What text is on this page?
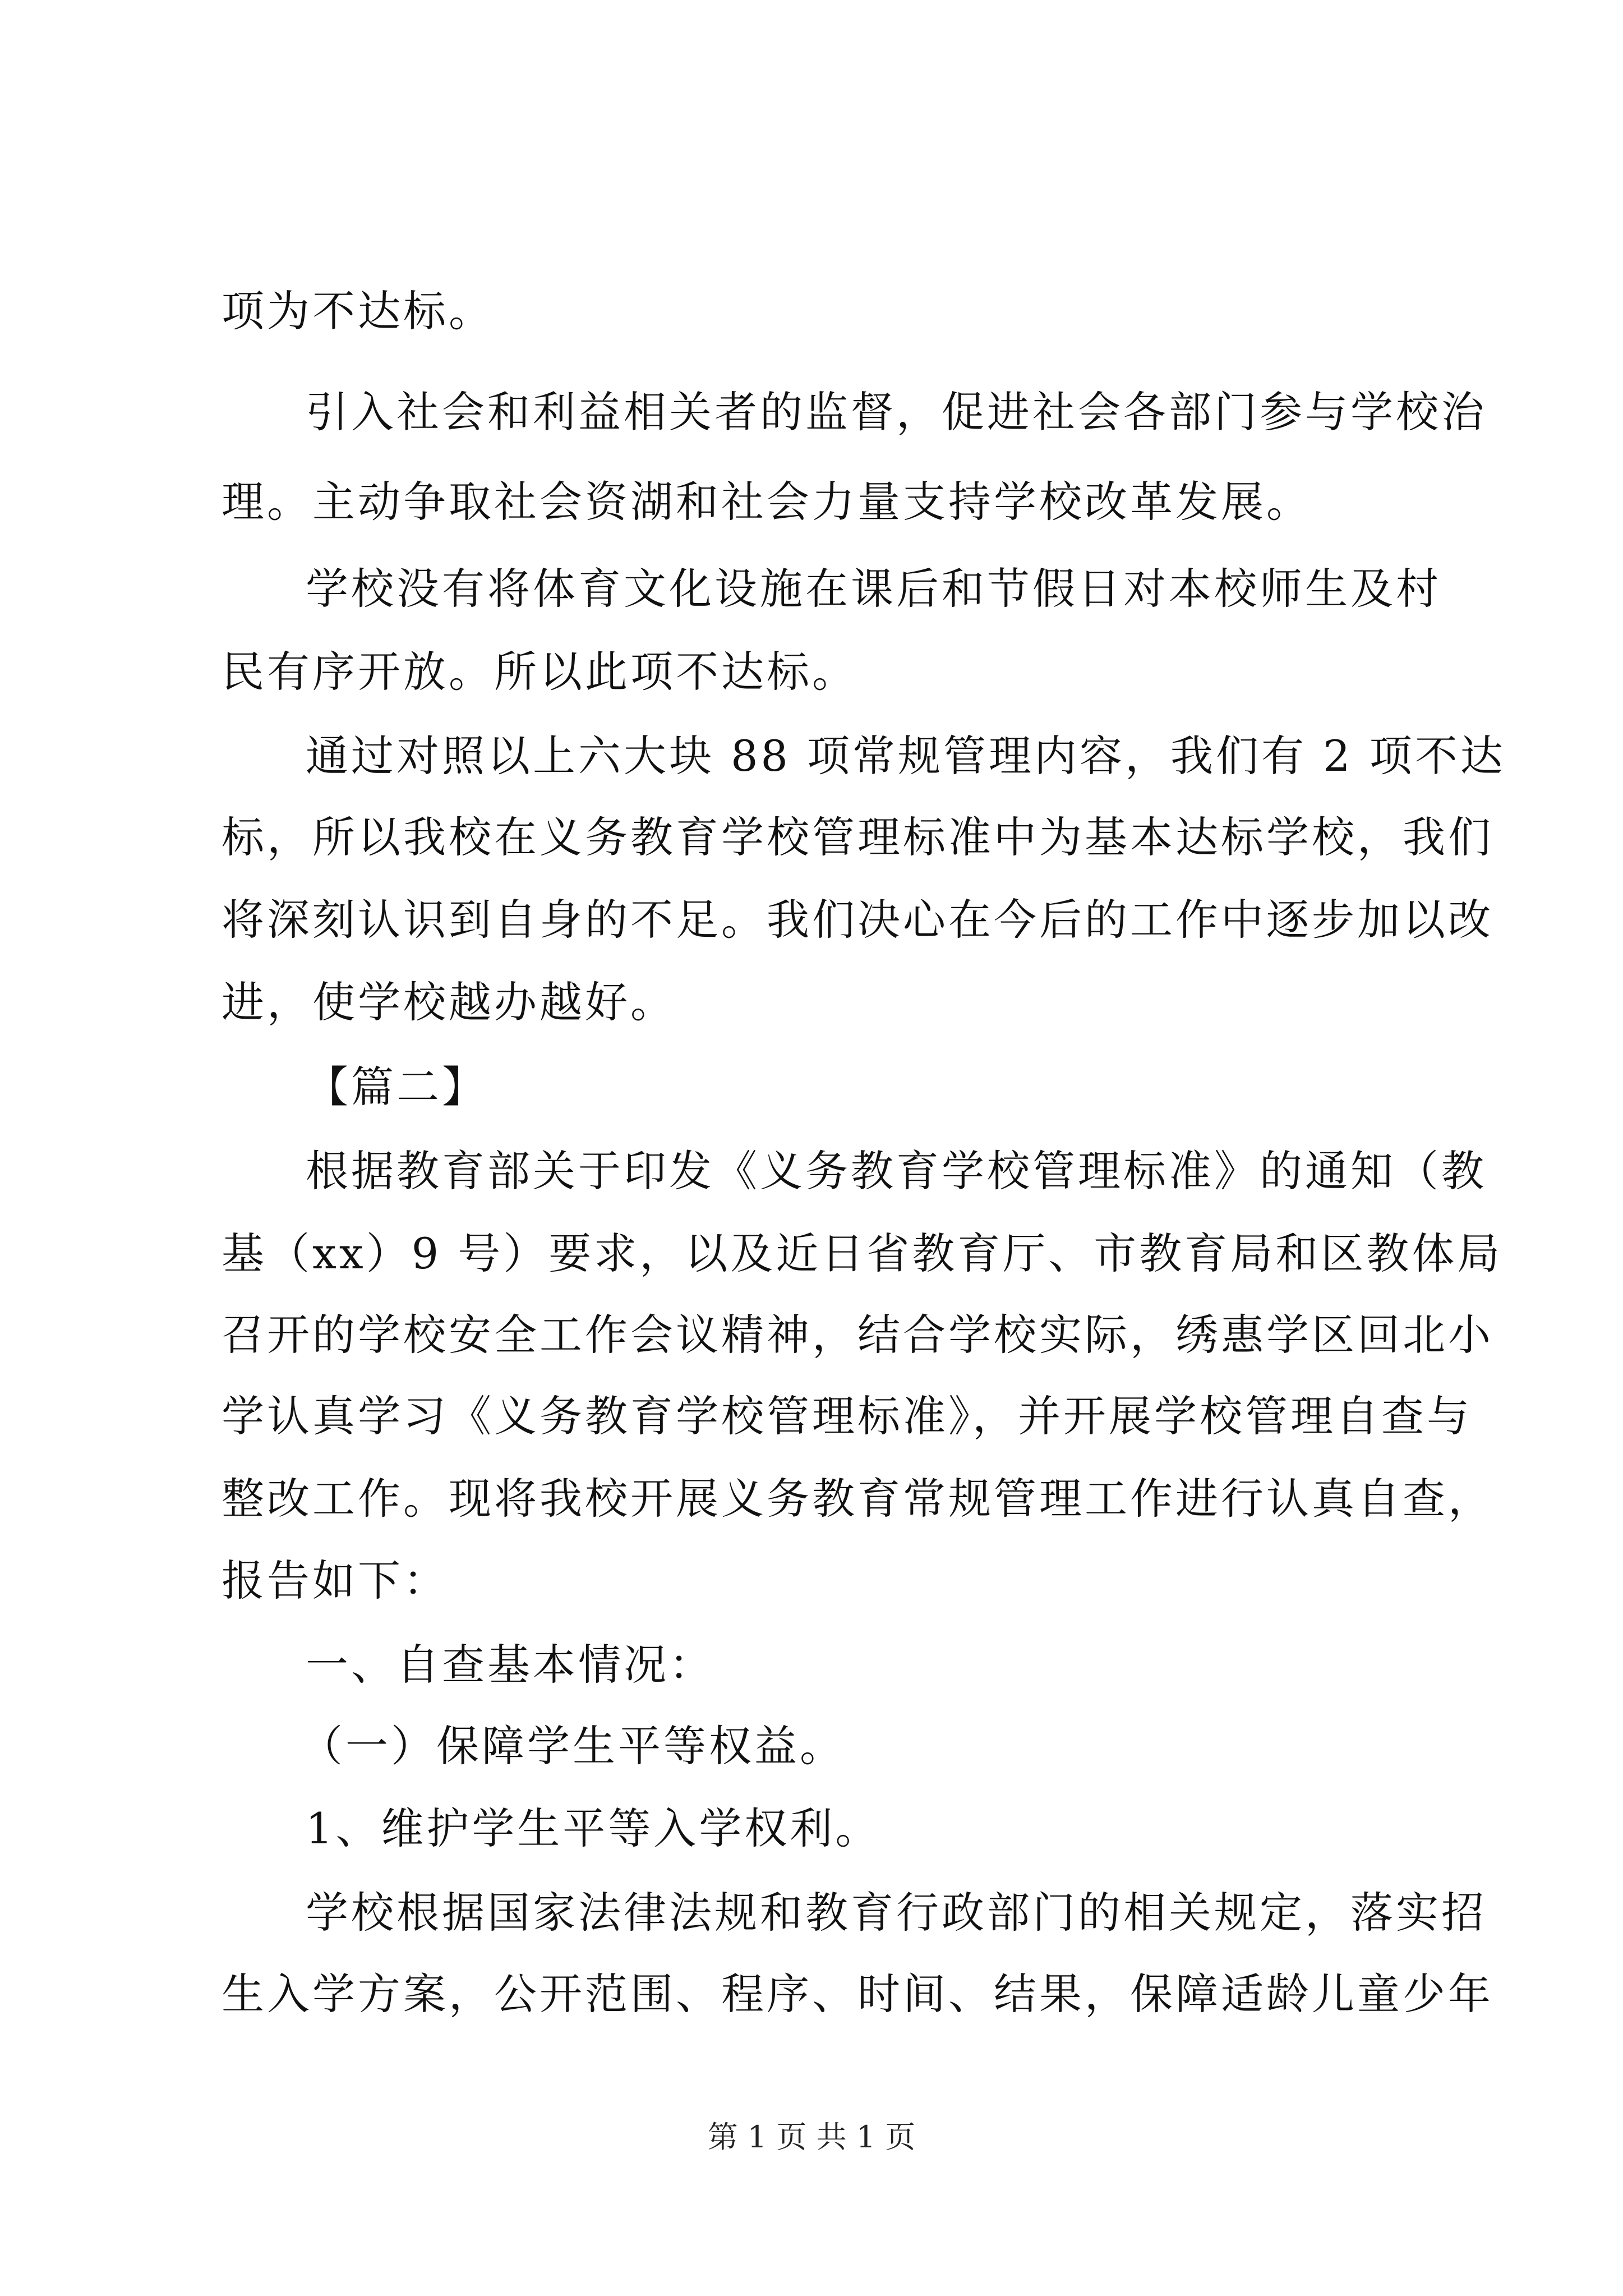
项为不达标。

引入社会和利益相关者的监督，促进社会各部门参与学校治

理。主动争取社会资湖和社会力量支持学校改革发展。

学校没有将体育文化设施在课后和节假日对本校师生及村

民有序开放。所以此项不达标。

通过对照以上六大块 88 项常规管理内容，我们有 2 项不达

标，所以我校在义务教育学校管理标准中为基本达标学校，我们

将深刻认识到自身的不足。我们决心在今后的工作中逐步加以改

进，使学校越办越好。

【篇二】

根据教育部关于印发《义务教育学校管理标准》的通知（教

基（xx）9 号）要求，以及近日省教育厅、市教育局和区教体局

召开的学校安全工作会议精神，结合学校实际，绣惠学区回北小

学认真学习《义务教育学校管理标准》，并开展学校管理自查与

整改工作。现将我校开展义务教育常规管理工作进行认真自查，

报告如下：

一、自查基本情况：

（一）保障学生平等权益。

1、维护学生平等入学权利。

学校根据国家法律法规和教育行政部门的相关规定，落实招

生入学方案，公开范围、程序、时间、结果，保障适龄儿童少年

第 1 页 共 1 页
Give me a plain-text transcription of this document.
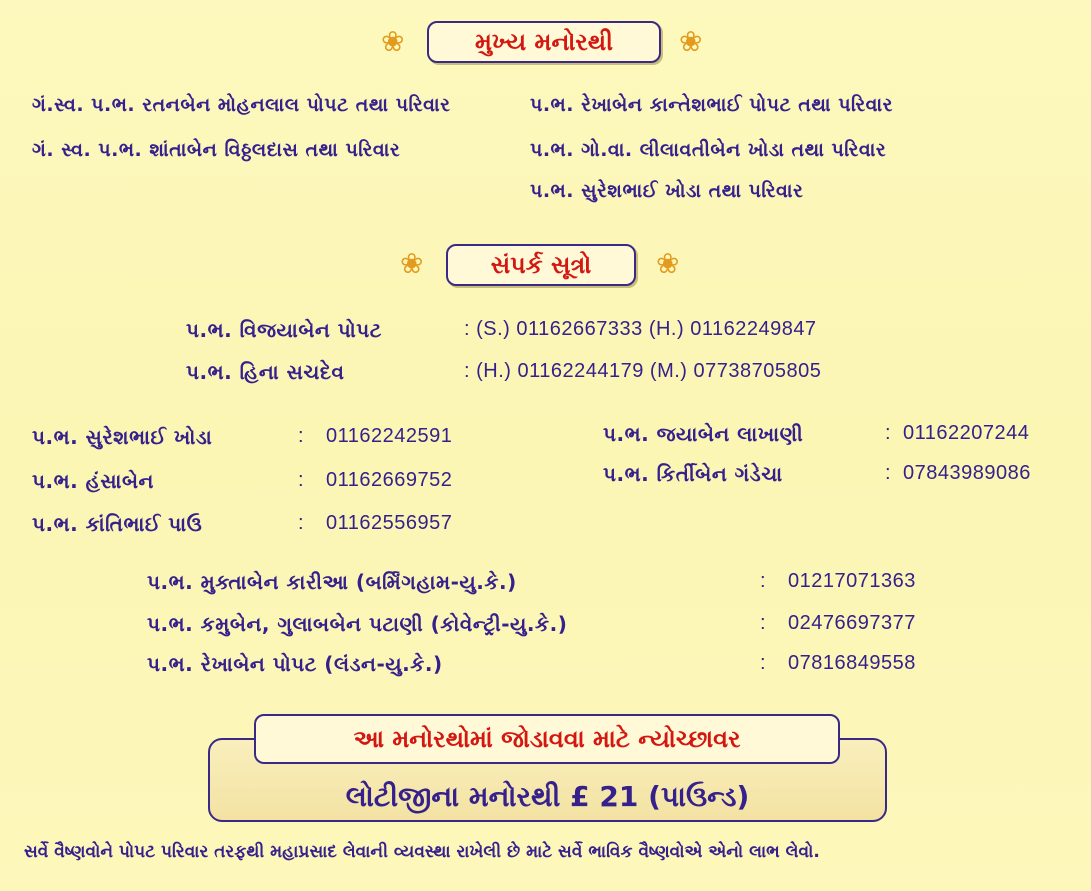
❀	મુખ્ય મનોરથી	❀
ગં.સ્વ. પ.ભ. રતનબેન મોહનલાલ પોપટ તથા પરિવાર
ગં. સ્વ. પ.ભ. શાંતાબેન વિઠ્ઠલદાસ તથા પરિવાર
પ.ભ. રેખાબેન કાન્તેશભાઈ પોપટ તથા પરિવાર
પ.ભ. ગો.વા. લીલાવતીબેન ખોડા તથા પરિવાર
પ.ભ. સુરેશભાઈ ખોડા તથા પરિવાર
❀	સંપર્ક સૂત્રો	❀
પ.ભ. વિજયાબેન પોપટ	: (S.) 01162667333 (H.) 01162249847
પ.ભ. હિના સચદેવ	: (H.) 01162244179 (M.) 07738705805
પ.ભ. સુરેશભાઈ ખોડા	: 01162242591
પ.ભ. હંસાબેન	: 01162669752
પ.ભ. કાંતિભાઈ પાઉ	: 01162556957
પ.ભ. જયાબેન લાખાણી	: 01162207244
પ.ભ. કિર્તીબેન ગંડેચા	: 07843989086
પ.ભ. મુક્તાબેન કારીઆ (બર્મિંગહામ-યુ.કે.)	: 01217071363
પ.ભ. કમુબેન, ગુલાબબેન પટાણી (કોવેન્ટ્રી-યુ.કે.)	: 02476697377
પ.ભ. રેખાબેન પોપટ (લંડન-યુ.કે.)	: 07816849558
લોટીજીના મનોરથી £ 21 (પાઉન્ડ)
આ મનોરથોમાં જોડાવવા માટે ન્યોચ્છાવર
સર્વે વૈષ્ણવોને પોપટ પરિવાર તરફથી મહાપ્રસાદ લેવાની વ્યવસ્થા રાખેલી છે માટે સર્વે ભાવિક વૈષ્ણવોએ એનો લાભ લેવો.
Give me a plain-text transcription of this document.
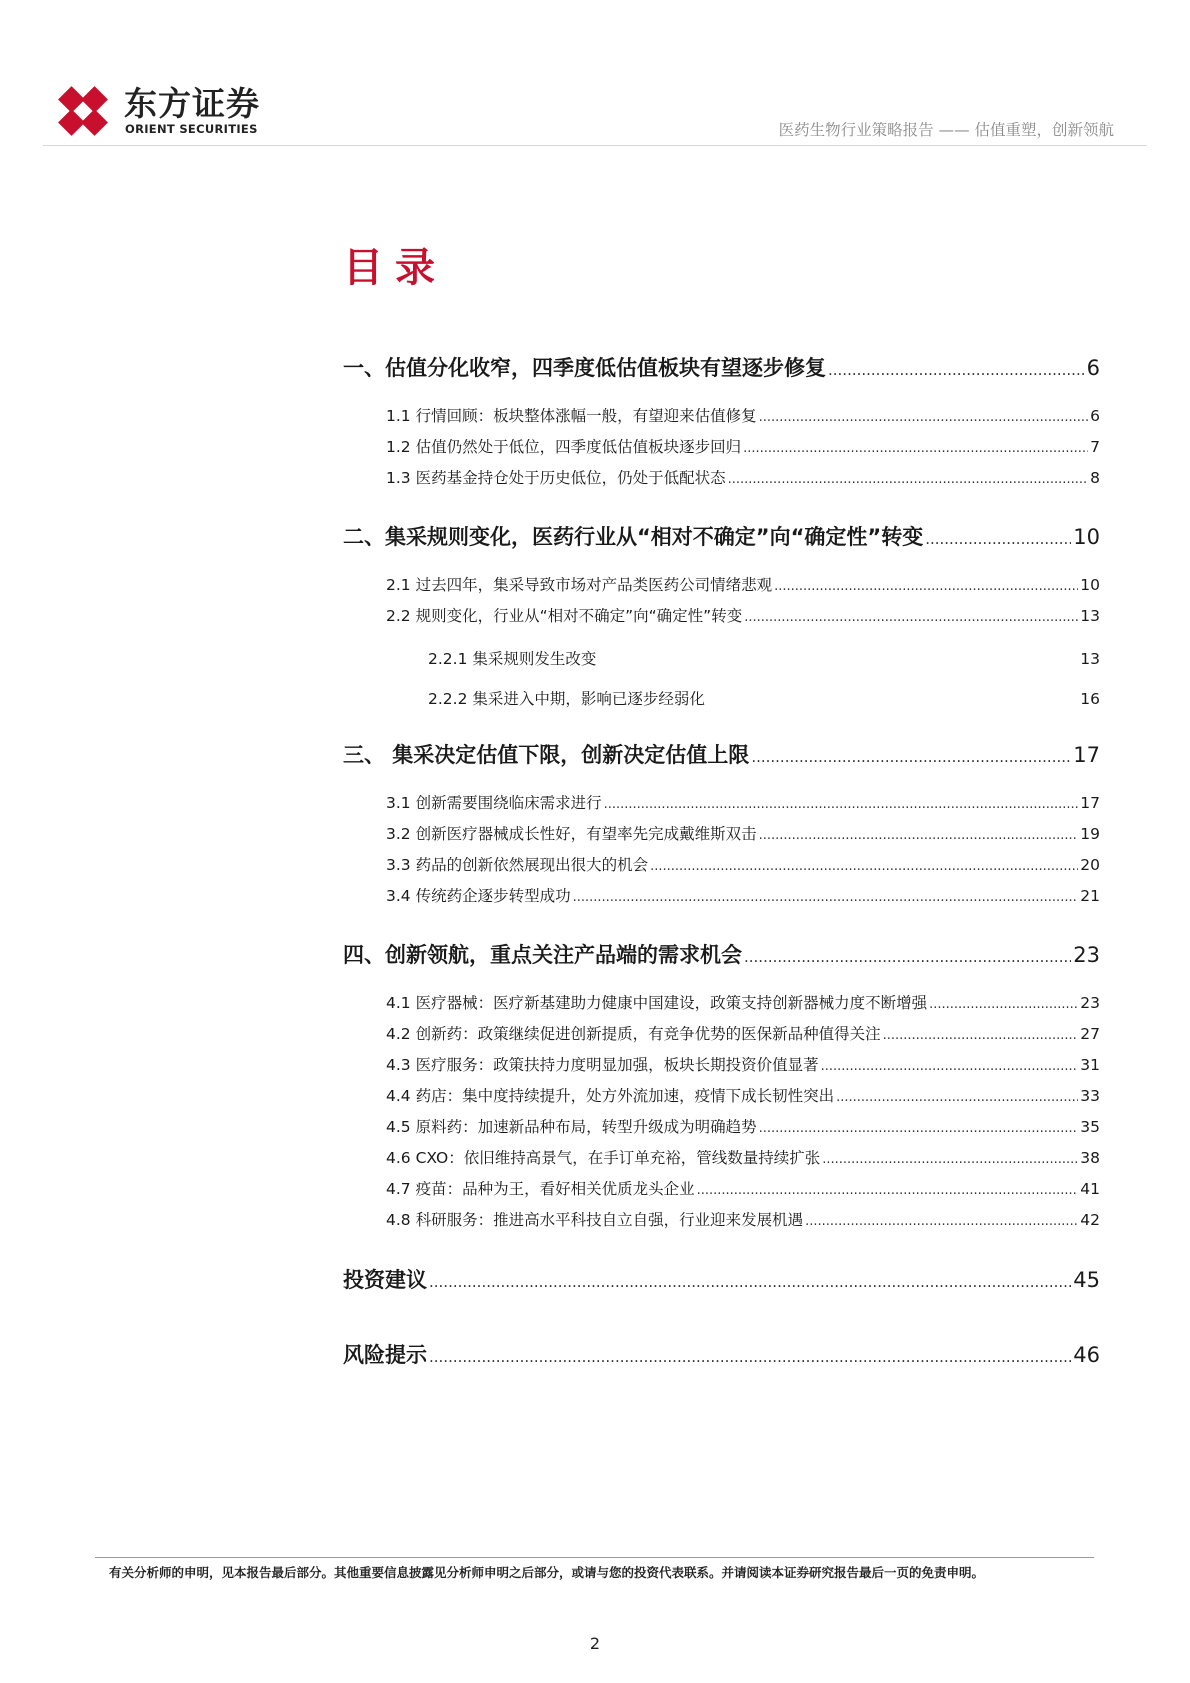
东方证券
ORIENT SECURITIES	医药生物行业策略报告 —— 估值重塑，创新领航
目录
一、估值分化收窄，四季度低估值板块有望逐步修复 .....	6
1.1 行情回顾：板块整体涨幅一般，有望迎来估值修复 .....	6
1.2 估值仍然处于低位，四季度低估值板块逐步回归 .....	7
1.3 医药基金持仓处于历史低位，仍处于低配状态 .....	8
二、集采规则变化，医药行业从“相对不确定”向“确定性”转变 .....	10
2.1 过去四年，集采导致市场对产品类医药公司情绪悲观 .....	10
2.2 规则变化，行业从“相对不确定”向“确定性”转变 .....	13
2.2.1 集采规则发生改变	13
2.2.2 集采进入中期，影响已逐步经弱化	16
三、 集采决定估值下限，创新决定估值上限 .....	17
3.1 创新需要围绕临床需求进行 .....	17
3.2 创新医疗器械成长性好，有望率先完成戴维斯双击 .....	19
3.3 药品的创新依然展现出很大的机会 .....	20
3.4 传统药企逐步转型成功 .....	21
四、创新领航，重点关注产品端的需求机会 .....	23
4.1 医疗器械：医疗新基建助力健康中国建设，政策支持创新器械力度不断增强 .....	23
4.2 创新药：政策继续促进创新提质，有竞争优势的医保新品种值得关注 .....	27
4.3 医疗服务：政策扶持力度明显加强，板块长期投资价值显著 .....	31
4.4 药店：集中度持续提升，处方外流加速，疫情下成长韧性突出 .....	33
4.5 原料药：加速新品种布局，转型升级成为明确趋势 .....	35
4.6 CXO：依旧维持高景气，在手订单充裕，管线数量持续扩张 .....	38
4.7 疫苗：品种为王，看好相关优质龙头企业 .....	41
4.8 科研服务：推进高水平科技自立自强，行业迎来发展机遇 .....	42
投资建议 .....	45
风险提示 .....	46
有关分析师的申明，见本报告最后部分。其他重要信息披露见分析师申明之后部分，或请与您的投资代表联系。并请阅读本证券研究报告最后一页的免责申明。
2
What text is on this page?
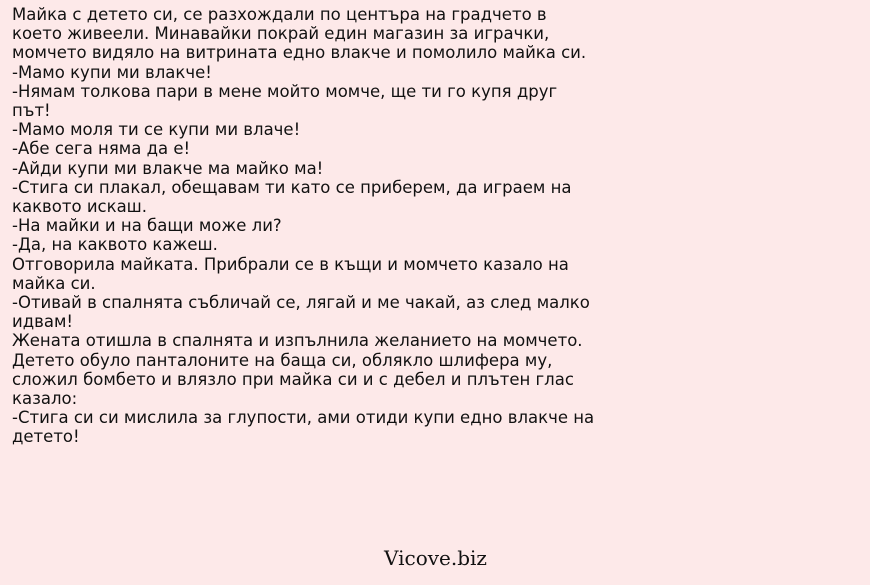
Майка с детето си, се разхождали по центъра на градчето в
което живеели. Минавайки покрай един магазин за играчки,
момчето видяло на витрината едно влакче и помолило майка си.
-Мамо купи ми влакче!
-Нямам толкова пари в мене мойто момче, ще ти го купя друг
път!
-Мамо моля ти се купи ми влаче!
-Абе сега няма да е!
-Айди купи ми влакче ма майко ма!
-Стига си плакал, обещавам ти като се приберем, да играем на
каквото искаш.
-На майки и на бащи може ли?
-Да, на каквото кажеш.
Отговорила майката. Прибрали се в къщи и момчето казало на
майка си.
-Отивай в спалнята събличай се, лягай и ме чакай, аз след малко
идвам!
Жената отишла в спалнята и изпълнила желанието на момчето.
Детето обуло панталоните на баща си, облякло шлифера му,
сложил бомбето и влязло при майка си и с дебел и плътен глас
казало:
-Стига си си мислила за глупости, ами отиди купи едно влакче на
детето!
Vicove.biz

* [Required task]:
Select every line where the word "купи" occurs.

* [Solution]:
-Мамо купи ми влакче!
-Мамо моля ти се купи ми влаче!
-Айди купи ми влакче ма майко ма!
-Стига си си мислила за глупости, ами отиди купи едно влакче на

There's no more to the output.